(Stored entries)
━━━━━━━━━━━━━━━━
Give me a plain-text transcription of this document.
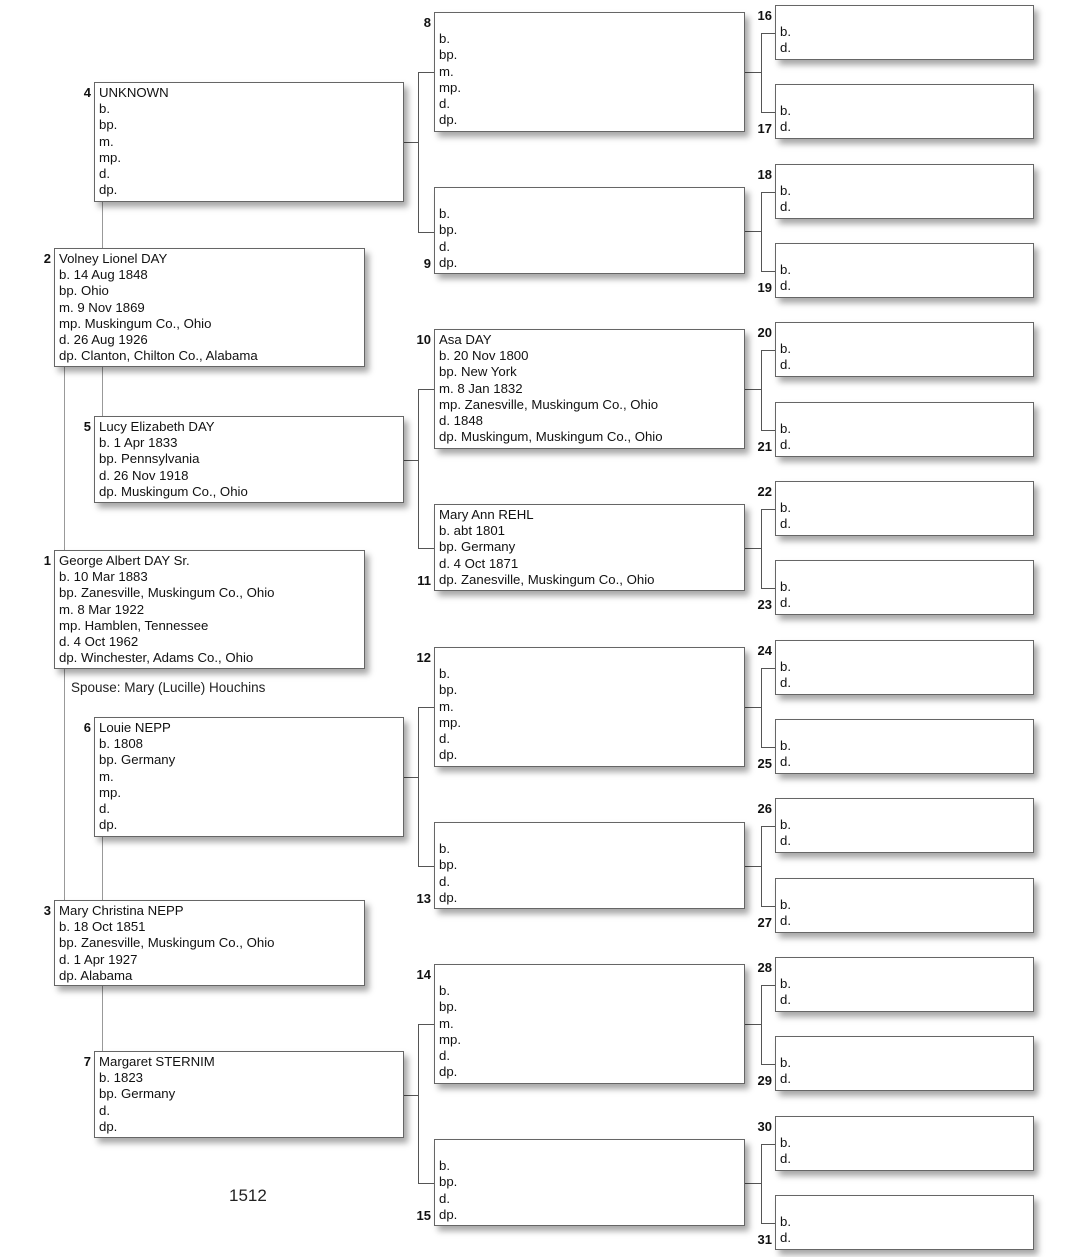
George Albert DAY Sr.
b. 10 Mar 1883
bp. Zanesville, Muskingum Co., Ohio
m. 8 Mar 1922
mp. Hamblen, Tennessee
d. 4 Oct 1962
dp. Winchester, Adams Co., Ohio
1
Volney Lionel DAY
b. 14 Aug 1848
bp. Ohio
m. 9 Nov 1869
mp. Muskingum Co., Ohio
d. 26 Aug 1926
dp. Clanton, Chilton Co., Alabama
2
Mary Christina NEPP
b. 18 Oct 1851
bp. Zanesville, Muskingum Co., Ohio
d. 1 Apr 1927
dp. Alabama
3
UNKNOWN
b.
bp.
m.
mp.
d.
dp.
4
Lucy Elizabeth DAY
b. 1 Apr 1833
bp. Pennsylvania
d. 26 Nov 1918
dp. Muskingum Co., Ohio
5
Louie NEPP
b. 1808
bp. Germany
m.
mp.
d.
dp.
6
Margaret STERNIM
b. 1823
bp. Germany
d.
dp.
7
b.
bp.
m.
mp.
d.
dp.
8
b.
bp.
d.
dp.
9
Asa DAY
b. 20 Nov 1800
bp. New York
m. 8 Jan 1832
mp. Zanesville, Muskingum Co., Ohio
d. 1848
dp. Muskingum, Muskingum Co., Ohio
10
Mary Ann REHL
b. abt 1801
bp. Germany
d. 4 Oct 1871
dp. Zanesville, Muskingum Co., Ohio
11
b.
bp.
m.
mp.
d.
dp.
12
b.
bp.
d.
dp.
13
b.
bp.
m.
mp.
d.
dp.
14
b.
bp.
d.
dp.
15
b.
d.
16
b.
d.
17
b.
d.
18
b.
d.
19
b.
d.
20
b.
d.
21
b.
d.
22
b.
d.
23
b.
d.
24
b.
d.
25
b.
d.
26
b.
d.
27
b.
d.
28
b.
d.
29
b.
d.
30
b.
d.
31
Spouse: Mary (Lucille) Houchins
1512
━━━━━━━━━━━━━━━━
EXERCISE: Show every line where the string "Mary" appears.

OUTPUT FOR THIS EXERCISE:
Mary Christina NEPP
Mary Ann REHL
Spouse: Mary (Lucille) Houchins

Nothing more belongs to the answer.